### RECORD SET
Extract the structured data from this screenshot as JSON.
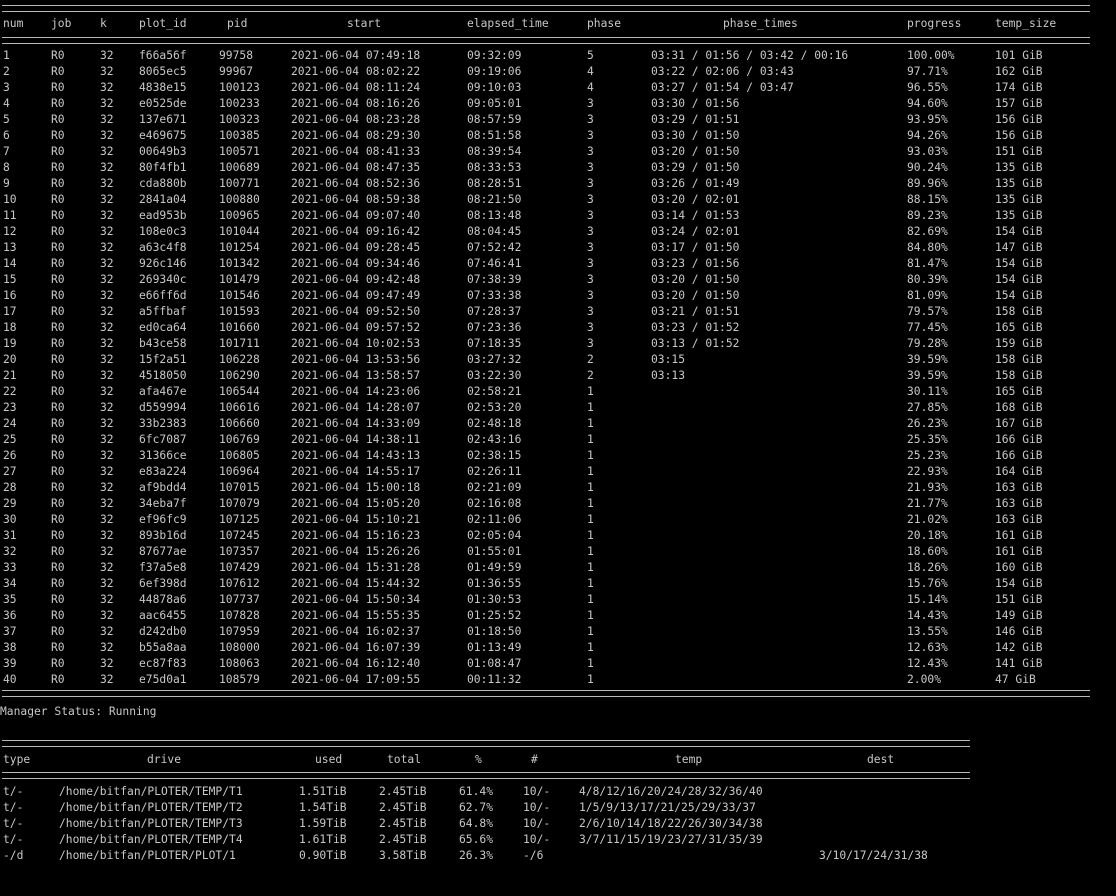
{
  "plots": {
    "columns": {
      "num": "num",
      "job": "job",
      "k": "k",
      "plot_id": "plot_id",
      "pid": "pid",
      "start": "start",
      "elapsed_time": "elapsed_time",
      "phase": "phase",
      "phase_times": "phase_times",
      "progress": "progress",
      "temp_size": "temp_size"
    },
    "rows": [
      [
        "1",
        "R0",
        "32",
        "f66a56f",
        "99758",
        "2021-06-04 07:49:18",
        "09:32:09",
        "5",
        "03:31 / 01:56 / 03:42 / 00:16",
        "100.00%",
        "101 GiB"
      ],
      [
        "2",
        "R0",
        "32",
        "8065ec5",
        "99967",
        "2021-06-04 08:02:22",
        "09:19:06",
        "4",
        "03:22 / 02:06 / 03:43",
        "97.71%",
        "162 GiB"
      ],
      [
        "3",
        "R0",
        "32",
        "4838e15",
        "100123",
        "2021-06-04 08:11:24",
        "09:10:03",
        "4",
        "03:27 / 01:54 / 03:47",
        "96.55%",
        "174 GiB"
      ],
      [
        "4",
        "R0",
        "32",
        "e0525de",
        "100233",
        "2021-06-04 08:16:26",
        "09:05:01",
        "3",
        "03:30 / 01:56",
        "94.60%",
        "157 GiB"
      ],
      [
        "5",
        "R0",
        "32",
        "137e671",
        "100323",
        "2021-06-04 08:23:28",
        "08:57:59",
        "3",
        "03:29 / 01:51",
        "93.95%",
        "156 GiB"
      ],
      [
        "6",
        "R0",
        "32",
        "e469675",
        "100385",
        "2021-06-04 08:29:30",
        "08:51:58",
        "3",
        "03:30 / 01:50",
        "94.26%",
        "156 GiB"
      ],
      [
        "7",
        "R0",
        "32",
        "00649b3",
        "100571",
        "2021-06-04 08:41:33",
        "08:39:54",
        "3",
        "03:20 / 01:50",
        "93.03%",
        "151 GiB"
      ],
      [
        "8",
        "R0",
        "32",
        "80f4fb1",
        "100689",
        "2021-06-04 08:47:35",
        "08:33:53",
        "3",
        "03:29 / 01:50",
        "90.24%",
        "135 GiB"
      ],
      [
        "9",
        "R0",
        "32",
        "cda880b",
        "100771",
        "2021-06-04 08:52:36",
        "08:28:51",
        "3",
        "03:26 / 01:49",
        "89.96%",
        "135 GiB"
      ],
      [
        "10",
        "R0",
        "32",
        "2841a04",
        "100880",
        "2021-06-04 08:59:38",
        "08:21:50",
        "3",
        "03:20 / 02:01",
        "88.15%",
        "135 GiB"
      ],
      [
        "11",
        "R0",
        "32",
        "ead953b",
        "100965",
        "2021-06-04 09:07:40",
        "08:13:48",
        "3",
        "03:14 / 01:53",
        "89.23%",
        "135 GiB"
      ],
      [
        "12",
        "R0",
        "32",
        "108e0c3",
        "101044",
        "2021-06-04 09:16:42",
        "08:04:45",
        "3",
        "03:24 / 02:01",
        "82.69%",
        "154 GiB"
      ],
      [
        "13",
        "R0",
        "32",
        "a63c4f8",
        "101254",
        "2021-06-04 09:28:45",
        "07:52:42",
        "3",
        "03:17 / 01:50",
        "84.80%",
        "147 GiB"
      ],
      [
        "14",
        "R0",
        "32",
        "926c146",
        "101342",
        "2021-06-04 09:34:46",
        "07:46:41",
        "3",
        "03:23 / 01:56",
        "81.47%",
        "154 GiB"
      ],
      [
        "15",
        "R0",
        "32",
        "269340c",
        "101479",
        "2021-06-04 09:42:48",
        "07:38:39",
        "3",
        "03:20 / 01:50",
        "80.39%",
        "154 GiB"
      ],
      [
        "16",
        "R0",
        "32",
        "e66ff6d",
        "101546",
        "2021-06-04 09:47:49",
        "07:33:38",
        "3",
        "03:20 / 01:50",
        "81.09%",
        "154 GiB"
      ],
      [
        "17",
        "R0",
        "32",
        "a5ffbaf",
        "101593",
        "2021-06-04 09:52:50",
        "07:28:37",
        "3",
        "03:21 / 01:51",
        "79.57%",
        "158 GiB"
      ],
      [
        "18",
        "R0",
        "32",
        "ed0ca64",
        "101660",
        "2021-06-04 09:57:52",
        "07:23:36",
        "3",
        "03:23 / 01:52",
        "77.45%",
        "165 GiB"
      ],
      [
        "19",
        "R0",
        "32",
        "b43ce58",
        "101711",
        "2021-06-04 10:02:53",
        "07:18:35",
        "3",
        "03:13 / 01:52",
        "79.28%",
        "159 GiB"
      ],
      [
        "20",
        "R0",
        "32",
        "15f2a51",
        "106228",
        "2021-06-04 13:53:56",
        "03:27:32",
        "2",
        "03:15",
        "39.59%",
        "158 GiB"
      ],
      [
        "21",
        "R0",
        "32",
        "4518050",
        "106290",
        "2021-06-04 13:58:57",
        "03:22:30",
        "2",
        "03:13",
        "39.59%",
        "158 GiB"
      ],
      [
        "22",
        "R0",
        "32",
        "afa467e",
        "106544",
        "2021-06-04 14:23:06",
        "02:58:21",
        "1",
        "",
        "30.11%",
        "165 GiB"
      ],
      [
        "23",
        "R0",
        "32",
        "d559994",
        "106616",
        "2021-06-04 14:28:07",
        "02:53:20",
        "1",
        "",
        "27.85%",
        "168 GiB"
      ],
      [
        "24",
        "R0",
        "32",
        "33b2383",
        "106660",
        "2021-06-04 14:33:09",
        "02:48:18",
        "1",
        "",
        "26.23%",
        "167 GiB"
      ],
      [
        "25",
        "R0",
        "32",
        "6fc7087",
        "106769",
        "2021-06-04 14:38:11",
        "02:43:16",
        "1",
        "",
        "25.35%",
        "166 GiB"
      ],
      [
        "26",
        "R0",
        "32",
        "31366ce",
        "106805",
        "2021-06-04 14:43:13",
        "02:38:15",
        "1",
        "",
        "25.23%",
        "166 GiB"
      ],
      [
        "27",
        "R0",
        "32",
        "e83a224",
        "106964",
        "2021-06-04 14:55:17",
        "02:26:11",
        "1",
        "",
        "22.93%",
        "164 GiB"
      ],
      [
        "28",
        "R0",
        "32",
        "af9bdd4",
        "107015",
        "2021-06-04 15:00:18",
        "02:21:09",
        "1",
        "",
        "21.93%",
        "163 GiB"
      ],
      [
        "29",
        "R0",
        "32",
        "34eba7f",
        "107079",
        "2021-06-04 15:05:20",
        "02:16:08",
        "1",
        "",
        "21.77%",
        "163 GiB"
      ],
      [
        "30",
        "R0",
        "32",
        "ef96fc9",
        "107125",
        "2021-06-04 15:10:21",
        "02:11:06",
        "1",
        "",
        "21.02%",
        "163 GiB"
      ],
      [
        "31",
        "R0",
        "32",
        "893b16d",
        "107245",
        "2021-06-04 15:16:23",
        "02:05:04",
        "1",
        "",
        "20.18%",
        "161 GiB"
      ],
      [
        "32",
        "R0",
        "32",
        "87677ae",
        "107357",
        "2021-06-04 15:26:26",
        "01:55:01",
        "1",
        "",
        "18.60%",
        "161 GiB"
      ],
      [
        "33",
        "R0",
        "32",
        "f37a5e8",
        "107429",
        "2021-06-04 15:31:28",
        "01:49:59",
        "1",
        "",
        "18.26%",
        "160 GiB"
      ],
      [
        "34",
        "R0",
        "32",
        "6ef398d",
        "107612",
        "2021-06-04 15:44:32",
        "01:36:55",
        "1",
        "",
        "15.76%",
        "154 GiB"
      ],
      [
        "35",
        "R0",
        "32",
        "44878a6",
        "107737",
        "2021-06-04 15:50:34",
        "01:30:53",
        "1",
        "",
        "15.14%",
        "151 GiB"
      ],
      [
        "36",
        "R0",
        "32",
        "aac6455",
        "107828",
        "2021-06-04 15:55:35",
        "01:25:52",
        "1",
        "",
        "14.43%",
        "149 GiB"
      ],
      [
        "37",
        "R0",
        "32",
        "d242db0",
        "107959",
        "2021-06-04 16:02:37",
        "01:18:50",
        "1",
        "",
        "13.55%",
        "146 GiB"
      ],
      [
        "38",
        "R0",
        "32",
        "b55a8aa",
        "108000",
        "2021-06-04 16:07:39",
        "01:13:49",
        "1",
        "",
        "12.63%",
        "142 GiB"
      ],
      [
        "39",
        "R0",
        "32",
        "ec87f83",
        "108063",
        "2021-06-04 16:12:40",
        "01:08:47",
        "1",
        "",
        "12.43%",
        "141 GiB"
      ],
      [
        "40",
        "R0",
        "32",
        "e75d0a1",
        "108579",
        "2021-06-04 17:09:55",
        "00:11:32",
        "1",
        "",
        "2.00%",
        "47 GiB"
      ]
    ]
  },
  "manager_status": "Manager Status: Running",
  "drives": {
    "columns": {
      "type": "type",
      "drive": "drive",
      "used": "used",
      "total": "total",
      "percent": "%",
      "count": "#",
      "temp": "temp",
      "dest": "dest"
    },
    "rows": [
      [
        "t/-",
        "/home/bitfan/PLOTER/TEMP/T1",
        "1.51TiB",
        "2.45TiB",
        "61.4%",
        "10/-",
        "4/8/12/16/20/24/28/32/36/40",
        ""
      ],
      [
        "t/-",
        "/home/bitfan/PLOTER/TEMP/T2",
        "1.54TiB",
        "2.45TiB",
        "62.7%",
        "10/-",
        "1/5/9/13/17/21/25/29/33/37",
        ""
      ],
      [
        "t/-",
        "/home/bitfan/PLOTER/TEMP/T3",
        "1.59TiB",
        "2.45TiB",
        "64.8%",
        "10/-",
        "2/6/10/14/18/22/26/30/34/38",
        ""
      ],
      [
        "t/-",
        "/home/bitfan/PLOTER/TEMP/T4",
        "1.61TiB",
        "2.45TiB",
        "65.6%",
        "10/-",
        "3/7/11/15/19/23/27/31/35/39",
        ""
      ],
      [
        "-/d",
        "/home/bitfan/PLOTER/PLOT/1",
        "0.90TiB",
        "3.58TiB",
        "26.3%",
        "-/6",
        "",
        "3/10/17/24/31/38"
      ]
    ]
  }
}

* * *

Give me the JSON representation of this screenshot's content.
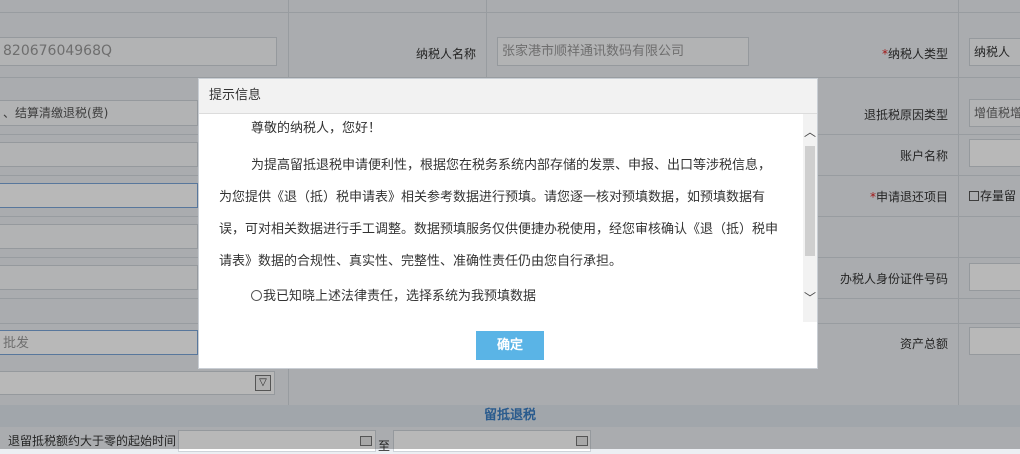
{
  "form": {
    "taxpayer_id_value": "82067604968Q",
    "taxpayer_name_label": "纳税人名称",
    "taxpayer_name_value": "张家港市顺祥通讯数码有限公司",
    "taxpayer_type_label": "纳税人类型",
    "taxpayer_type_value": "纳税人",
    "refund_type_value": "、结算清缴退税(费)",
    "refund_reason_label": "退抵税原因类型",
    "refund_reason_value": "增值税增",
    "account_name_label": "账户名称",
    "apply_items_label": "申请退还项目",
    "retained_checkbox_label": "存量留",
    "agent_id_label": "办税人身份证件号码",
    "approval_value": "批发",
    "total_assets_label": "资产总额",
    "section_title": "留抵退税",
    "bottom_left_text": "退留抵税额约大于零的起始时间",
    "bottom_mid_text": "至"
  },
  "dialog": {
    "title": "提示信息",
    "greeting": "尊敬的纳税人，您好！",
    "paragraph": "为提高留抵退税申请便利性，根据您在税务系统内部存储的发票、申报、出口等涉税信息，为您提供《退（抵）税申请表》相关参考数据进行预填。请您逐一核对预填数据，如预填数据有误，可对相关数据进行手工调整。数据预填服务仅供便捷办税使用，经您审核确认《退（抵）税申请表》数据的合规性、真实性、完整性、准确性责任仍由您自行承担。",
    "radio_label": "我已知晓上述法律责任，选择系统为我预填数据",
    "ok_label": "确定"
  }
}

### TO BE DONE
Working from the material above, state how many lines contain "PLOTER"; give only the number.

### ANSWER FOR THE TASK
5